BEGIN Material for the task
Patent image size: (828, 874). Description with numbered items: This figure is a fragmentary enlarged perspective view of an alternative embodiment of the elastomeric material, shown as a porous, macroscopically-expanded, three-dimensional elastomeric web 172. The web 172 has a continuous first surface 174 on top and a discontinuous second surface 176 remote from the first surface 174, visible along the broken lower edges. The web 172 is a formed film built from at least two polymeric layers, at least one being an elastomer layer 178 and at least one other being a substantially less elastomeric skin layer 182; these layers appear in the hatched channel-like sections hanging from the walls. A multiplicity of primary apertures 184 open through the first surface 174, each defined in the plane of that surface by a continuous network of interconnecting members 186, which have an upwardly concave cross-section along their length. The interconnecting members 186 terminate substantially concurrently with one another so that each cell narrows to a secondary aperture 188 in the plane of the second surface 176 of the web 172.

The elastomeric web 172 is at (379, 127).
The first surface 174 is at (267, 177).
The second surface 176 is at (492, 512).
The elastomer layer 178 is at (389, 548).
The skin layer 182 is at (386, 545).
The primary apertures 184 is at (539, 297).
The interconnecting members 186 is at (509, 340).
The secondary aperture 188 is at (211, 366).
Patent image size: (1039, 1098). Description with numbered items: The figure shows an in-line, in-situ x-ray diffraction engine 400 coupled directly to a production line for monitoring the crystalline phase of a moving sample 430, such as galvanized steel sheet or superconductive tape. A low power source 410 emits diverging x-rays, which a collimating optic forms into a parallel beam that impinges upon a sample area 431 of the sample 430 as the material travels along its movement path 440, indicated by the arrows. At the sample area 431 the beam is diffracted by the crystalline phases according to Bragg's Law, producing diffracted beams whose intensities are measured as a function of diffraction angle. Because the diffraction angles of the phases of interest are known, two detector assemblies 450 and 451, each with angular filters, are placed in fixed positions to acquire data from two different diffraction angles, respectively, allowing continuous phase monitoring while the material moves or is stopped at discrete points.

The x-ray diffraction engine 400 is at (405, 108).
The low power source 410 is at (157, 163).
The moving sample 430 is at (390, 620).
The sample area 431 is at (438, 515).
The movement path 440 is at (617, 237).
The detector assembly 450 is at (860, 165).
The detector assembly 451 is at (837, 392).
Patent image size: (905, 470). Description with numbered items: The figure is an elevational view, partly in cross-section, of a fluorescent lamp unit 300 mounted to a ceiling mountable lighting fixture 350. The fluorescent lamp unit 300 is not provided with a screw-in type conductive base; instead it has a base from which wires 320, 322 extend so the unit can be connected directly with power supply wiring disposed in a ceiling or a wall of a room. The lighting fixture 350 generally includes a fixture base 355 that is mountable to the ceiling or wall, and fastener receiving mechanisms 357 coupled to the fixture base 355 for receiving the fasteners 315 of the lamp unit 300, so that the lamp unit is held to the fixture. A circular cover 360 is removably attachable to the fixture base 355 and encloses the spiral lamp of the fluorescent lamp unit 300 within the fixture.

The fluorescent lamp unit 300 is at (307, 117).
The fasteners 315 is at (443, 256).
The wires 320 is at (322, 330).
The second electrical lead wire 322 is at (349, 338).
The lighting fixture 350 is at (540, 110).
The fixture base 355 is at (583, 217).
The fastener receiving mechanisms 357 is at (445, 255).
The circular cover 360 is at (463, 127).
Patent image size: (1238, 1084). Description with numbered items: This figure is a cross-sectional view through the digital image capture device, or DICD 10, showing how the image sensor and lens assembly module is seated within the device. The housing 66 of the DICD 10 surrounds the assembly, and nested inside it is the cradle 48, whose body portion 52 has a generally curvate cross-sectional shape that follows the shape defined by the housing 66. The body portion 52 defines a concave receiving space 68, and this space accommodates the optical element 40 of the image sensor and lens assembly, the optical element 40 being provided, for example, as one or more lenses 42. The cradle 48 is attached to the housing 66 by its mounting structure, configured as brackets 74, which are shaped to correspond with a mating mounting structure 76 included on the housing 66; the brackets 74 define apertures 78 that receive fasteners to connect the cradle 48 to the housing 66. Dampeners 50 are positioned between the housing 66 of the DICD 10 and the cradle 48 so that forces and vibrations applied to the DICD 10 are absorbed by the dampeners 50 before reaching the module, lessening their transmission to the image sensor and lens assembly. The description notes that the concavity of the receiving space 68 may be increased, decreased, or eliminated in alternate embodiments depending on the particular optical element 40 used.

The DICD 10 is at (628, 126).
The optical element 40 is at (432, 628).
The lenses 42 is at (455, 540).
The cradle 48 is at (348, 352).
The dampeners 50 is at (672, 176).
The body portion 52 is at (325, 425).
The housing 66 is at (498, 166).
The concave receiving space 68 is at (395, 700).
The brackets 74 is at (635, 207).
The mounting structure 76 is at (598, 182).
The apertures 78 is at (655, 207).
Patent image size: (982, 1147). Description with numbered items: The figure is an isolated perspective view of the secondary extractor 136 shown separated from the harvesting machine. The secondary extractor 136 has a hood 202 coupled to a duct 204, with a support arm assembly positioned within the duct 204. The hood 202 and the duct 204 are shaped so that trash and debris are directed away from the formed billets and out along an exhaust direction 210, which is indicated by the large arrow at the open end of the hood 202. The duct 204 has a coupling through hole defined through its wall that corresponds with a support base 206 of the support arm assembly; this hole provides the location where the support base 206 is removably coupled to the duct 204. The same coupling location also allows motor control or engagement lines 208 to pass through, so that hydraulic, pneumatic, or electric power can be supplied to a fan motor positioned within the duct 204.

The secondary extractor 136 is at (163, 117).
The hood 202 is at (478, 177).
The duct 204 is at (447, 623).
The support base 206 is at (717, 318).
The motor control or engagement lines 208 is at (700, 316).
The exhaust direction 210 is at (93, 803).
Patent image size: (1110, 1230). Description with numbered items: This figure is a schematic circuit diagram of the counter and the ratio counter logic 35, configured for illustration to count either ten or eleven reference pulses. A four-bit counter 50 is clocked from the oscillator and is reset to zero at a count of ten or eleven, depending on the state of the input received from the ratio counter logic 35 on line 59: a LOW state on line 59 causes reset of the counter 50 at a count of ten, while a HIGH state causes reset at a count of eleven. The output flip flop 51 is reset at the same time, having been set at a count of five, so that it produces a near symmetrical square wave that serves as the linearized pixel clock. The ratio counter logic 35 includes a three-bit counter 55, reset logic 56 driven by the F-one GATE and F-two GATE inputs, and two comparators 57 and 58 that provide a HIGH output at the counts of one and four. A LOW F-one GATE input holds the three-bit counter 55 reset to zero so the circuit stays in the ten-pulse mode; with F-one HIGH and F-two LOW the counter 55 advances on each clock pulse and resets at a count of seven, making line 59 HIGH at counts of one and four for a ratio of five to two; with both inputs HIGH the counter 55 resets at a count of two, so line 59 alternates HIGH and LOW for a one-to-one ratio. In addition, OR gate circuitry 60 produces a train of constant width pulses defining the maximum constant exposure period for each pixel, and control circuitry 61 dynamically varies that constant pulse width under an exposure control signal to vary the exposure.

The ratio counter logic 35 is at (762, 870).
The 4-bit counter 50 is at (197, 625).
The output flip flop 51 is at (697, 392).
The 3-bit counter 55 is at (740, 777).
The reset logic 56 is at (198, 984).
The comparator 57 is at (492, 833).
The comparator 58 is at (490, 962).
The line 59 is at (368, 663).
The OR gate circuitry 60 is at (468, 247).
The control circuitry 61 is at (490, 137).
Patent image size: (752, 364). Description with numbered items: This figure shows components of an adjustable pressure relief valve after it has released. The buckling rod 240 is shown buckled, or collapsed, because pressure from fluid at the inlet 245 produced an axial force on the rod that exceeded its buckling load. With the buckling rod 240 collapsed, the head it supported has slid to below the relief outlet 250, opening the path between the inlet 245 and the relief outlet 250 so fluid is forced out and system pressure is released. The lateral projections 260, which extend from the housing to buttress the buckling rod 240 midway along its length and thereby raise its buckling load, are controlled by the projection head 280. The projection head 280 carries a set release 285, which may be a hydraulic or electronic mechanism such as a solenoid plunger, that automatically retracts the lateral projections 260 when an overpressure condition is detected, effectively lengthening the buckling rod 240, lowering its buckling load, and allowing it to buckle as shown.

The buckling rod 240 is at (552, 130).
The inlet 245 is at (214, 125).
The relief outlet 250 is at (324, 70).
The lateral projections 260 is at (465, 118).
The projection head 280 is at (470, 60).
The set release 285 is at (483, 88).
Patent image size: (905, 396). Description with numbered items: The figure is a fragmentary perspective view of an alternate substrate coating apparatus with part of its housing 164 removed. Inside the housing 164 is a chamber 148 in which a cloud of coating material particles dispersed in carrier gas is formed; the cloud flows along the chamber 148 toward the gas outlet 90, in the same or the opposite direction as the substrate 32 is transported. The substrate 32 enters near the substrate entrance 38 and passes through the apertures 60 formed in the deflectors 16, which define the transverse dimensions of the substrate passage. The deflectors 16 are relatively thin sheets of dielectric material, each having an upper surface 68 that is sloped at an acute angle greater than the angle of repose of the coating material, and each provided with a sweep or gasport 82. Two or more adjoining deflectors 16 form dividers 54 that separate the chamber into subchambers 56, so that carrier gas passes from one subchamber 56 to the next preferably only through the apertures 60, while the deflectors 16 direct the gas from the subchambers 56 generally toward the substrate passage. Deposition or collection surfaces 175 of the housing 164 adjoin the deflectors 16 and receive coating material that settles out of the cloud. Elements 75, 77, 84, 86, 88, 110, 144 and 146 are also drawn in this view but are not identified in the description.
END Material for the task
▶ Aim
Can you repeat the rows above, from the line that contains "Patent image size: (905, 470)." through the line that contains "The circular cover 360 is at (463, 127).", both lines included, with no changes?

▶ Result
Patent image size: (905, 470). Description with numbered items: The figure is an elevational view, partly in cross-section, of a fluorescent lamp unit 300 mounted to a ceiling mountable lighting fixture 350. The fluorescent lamp unit 300 is not provided with a screw-in type conductive base; instead it has a base from which wires 320, 322 extend so the unit can be connected directly with power supply wiring disposed in a ceiling or a wall of a room. The lighting fixture 350 generally includes a fixture base 355 that is mountable to the ceiling or wall, and fastener receiving mechanisms 357 coupled to the fixture base 355 for receiving the fasteners 315 of the lamp unit 300, so that the lamp unit is held to the fixture. A circular cover 360 is removably attachable to the fixture base 355 and encloses the spiral lamp of the fluorescent lamp unit 300 within the fixture.

The fluorescent lamp unit 300 is at (307, 117).
The fasteners 315 is at (443, 256).
The wires 320 is at (322, 330).
The second electrical lead wire 322 is at (349, 338).
The lighting fixture 350 is at (540, 110).
The fixture base 355 is at (583, 217).
The fastener receiving mechanisms 357 is at (445, 255).
The circular cover 360 is at (463, 127).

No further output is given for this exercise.